» O problema
No texto sobre mulheres e cerveja, liste as quatro características de bebida citadas na frase que começa com "Bebida forte e amarga". Indique também, por favor, quais delas o texto destina às mulheres.
───── Texto do exercício ─────
Para a minha amiga e entusiasta da cerveja, Ju Blasina.
Sempre ouvi falar que era feio mulher beber. Que homem gostava mais, que era mais resistente. Que cerveja pra mulher era só a Malzbier. Parece que até as grávidas podiam tomar de vez em quando, que ajudava a criar leite (!). Bebida forte e amarga era coisa que não nos pertencia; às mulheres, o que era doce e fraco, pra combinar com a nossa ~ fragilidade natural ~. Isso parece papo ultrapassado, eu sei. Mas, em janeiro de 2017, uma grande cervejaria brasileira lançou uma versão especialmente dedicada ao público feminino: a Lite American Lager em questão, batizada de “Mulher – Rosa vermelha”, era descrita como “delicada e perfumada, feita especialmente pra você, mulher”. Aparentemente, o tiro saiu pela culatra e o anacronismo ficou evidente demais, o que resultou em uma onda de críticas contundentes por grande parte das consumidoras mais assíduas.
───── Entradas do conjunto ─────
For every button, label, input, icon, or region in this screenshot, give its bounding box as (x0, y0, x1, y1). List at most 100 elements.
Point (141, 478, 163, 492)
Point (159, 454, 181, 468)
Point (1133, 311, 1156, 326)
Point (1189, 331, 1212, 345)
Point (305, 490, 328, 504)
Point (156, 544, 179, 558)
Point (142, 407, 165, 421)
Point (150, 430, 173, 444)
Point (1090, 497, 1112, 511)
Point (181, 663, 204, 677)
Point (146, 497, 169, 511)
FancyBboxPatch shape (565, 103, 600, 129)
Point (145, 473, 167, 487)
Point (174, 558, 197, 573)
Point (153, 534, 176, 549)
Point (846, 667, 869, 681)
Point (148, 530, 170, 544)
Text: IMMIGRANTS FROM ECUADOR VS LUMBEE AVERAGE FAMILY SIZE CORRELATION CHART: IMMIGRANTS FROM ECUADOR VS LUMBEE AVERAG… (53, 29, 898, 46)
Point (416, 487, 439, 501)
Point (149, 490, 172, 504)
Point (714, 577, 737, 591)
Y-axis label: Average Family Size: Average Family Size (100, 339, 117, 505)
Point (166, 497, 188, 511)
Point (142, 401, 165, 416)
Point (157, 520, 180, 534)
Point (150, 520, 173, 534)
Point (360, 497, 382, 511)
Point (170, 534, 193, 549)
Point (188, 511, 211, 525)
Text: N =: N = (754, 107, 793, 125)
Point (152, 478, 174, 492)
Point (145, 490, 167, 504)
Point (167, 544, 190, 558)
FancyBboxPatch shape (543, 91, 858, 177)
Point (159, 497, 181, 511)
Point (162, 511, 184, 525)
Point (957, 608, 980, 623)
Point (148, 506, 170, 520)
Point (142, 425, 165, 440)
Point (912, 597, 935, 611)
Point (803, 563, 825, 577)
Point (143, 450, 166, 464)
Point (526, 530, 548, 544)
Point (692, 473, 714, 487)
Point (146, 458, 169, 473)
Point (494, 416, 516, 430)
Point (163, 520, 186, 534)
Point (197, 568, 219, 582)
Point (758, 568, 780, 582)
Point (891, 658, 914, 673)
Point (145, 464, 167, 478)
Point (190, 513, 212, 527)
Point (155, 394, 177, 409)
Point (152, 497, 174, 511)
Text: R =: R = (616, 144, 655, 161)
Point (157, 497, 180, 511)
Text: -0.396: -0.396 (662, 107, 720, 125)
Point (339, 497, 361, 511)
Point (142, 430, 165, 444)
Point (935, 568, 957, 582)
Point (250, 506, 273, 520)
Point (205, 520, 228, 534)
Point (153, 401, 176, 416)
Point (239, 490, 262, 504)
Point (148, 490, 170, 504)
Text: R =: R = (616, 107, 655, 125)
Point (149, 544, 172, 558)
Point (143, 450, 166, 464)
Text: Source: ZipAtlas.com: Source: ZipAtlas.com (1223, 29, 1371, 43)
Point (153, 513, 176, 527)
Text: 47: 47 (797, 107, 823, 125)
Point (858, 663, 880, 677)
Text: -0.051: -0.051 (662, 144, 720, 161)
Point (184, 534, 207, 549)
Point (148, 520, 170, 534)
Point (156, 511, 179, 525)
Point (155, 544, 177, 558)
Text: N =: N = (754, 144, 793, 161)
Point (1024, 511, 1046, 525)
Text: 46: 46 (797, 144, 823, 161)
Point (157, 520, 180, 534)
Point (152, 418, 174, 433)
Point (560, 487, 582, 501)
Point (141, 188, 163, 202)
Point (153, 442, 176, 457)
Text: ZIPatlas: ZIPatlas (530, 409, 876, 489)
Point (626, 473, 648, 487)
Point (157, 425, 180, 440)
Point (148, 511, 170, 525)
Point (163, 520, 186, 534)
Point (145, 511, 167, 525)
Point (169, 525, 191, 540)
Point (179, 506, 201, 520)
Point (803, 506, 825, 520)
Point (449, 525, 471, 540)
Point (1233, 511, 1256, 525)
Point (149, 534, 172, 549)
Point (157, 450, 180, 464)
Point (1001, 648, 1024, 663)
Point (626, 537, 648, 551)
─────
» Resposta
- forte: não pertencia às mulheres
- amarga: não pertencia às mulheres
- doce: destinada às mulheres
- fraco: destinada às mulheres